Take the data that follows and retype it word for word.
- - - -
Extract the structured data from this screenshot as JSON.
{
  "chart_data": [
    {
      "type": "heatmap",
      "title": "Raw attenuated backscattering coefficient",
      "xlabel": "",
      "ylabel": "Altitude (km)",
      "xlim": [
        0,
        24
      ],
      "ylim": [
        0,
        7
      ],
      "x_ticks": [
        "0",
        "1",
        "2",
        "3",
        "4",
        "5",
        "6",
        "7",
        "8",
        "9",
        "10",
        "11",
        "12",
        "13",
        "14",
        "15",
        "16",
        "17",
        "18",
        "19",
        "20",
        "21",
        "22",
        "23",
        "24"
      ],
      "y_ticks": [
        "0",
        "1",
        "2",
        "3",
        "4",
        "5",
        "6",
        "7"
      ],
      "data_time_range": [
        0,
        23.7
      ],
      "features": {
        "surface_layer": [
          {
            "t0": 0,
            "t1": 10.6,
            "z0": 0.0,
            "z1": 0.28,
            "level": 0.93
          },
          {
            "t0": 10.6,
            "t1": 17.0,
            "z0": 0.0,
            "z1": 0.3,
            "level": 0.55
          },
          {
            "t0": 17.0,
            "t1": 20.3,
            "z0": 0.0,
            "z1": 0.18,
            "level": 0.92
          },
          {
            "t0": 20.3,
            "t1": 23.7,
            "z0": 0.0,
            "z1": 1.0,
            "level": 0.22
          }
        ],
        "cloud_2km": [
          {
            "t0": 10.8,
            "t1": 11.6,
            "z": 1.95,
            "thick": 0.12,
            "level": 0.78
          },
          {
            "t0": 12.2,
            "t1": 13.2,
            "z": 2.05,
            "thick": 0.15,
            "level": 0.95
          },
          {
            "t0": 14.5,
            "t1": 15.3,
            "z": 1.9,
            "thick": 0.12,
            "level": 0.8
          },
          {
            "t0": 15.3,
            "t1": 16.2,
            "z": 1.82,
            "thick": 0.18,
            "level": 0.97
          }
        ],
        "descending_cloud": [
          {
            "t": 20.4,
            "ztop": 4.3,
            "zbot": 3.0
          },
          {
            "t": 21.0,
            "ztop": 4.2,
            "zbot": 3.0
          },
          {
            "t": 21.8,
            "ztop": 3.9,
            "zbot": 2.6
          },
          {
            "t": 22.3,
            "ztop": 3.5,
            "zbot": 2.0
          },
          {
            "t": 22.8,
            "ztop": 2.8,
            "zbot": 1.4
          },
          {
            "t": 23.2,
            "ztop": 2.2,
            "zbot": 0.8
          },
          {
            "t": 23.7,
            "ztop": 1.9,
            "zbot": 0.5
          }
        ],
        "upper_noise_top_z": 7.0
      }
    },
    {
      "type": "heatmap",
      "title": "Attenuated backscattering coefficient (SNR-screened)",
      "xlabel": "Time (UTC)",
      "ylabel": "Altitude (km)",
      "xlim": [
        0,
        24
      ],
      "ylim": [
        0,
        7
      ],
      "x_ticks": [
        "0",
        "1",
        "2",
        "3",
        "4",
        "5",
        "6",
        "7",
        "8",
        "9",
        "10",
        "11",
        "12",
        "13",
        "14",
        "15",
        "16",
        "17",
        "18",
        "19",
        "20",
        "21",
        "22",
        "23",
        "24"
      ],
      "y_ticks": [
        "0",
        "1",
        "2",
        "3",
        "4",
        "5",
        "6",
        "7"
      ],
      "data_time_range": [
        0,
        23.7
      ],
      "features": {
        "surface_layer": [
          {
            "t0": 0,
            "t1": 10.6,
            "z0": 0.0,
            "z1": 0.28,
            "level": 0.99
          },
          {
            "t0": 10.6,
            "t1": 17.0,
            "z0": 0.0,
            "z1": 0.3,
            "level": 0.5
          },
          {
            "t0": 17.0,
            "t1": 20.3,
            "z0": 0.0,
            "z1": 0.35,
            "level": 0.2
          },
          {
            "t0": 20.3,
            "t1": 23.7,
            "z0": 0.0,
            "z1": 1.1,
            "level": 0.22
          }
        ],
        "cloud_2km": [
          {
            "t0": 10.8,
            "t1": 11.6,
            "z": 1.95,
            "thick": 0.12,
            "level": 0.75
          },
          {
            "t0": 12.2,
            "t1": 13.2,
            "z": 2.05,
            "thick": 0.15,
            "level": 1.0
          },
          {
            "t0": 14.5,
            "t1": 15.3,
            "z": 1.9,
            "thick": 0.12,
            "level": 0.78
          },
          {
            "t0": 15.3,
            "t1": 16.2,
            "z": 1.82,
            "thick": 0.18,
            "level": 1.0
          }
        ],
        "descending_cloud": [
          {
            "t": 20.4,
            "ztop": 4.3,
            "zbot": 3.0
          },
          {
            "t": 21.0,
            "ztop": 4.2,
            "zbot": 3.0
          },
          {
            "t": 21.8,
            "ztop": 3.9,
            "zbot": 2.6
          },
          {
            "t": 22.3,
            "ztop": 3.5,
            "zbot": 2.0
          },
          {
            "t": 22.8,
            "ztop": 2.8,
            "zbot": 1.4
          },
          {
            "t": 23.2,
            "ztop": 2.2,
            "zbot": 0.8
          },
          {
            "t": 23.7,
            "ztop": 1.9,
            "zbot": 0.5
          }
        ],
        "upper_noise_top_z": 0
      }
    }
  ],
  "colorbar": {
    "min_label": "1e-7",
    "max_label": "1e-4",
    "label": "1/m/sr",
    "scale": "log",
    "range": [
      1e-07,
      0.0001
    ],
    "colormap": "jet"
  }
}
- - - -
• [Right answer]:
Extract the structured data from this screenshot as JSON.
{
  "chart_data": [
    {
      "type": "heatmap",
      "title": "Raw attenuated backscattering coefficient",
      "xlabel": "",
      "ylabel": "Altitude (km)",
      "xlim": [
        0,
        24
      ],
      "ylim": [
        0,
        7
      ],
      "x_ticks": [
        "0",
        "1",
        "2",
        "3",
        "4",
        "5",
        "6",
        "7",
        "8",
        "9",
        "10",
        "11",
        "12",
        "13",
        "14",
        "15",
        "16",
        "17",
        "18",
        "19",
        "20",
        "21",
        "22",
        "23",
        "24"
      ],
      "y_ticks": [
        "0",
        "1",
        "2",
        "3",
        "4",
        "5",
        "6",
        "7"
      ],
      "data_time_range": [
        0,
        23.7
      ],
      "features": {
        "surface_layer": [
          {
            "t0": 0,
            "t1": 10.6,
            "z0": 0.0,
            "z1": 0.28,
            "level": 0.93
          },
          {
            "t0": 10.6,
            "t1": 17.0,
            "z0": 0.0,
            "z1": 0.3,
            "level": 0.55
          },
          {
            "t0": 17.0,
            "t1": 20.3,
            "z0": 0.0,
            "z1": 0.18,
            "level": 0.92
          },
          {
            "t0": 20.3,
            "t1": 23.7,
            "z0": 0.0,
            "z1": 1.0,
            "level": 0.22
          }
        ],
        "cloud_2km": [
          {
            "t0": 10.8,
            "t1": 11.6,
            "z": 1.95,
            "thick": 0.12,
            "level": 0.78
          },
          {
            "t0": 12.2,
            "t1": 13.2,
            "z": 2.05,
            "thick": 0.15,
            "level": 0.95
          },
          {
            "t0": 14.5,
            "t1": 15.3,
            "z": 1.9,
            "thick": 0.12,
            "level": 0.8
          },
          {
            "t0": 15.3,
            "t1": 16.2,
            "z": 1.82,
            "thick": 0.18,
            "level": 0.97
          }
        ],
        "descending_cloud": [
          {
            "t": 20.4,
            "ztop": 4.3,
            "zbot": 3.0
          },
          {
            "t": 21.0,
            "ztop": 4.2,
            "zbot": 3.0
          },
          {
            "t": 21.8,
            "ztop": 3.9,
            "zbot": 2.6
          },
          {
            "t": 22.3,
            "ztop": 3.5,
            "zbot": 2.0
          },
          {
            "t": 22.8,
            "ztop": 2.8,
            "zbot": 1.4
          },
          {
            "t": 23.2,
            "ztop": 2.2,
            "zbot": 0.8
          },
          {
            "t": 23.7,
            "ztop": 1.9,
            "zbot": 0.5
          }
        ],
        "upper_noise_top_z": 7.0
      }
    },
    {
      "type": "heatmap",
      "title": "Attenuated backscattering coefficient (SNR-screened)",
      "xlabel": "Time (UTC)",
      "ylabel": "Altitude (km)",
      "xlim": [
        0,
        24
      ],
      "ylim": [
        0,
        7
      ],
      "x_ticks": [
        "0",
        "1",
        "2",
        "3",
        "4",
        "5",
        "6",
        "7",
        "8",
        "9",
        "10",
        "11",
        "12",
        "13",
        "14",
        "15",
        "16",
        "17",
        "18",
        "19",
        "20",
        "21",
        "22",
        "23",
        "24"
      ],
      "y_ticks": [
        "0",
        "1",
        "2",
        "3",
        "4",
        "5",
        "6",
        "7"
      ],
      "data_time_range": [
        0,
        23.7
      ],
      "features": {
        "surface_layer": [
          {
            "t0": 0,
            "t1": 10.6,
            "z0": 0.0,
            "z1": 0.28,
            "level": 0.99
          },
          {
            "t0": 10.6,
            "t1": 17.0,
            "z0": 0.0,
            "z1": 0.3,
            "level": 0.5
          },
          {
            "t0": 17.0,
            "t1": 20.3,
            "z0": 0.0,
            "z1": 0.35,
            "level": 0.2
          },
          {
            "t0": 20.3,
            "t1": 23.7,
            "z0": 0.0,
            "z1": 1.1,
            "level": 0.22
          }
        ],
        "cloud_2km": [
          {
            "t0": 10.8,
            "t1": 11.6,
            "z": 1.95,
            "thick": 0.12,
            "level": 0.75
          },
          {
            "t0": 12.2,
            "t1": 13.2,
            "z": 2.05,
            "thick": 0.15,
            "level": 1.0
          },
          {
            "t0": 14.5,
            "t1": 15.3,
            "z": 1.9,
            "thick": 0.12,
            "level": 0.78
          },
          {
            "t0": 15.3,
            "t1": 16.2,
            "z": 1.82,
            "thick": 0.18,
            "level": 1.0
          }
        ],
        "descending_cloud": [
          {
            "t": 20.4,
            "ztop": 4.3,
            "zbot": 3.0
          },
          {
            "t": 21.0,
            "ztop": 4.2,
            "zbot": 3.0
          },
          {
            "t": 21.8,
            "ztop": 3.9,
            "zbot": 2.6
          },
          {
            "t": 22.3,
            "ztop": 3.5,
            "zbot": 2.0
          },
          {
            "t": 22.8,
            "ztop": 2.8,
            "zbot": 1.4
          },
          {
            "t": 23.2,
            "ztop": 2.2,
            "zbot": 0.8
          },
          {
            "t": 23.7,
            "ztop": 1.9,
            "zbot": 0.5
          }
        ],
        "upper_noise_top_z": 0
      }
    }
  ],
  "colorbar": {
    "min_label": "1e-7",
    "max_label": "1e-4",
    "label": "1/m/sr",
    "scale": "log",
    "range": [
      1e-07,
      0.0001
    ],
    "colormap": "jet"
  }
}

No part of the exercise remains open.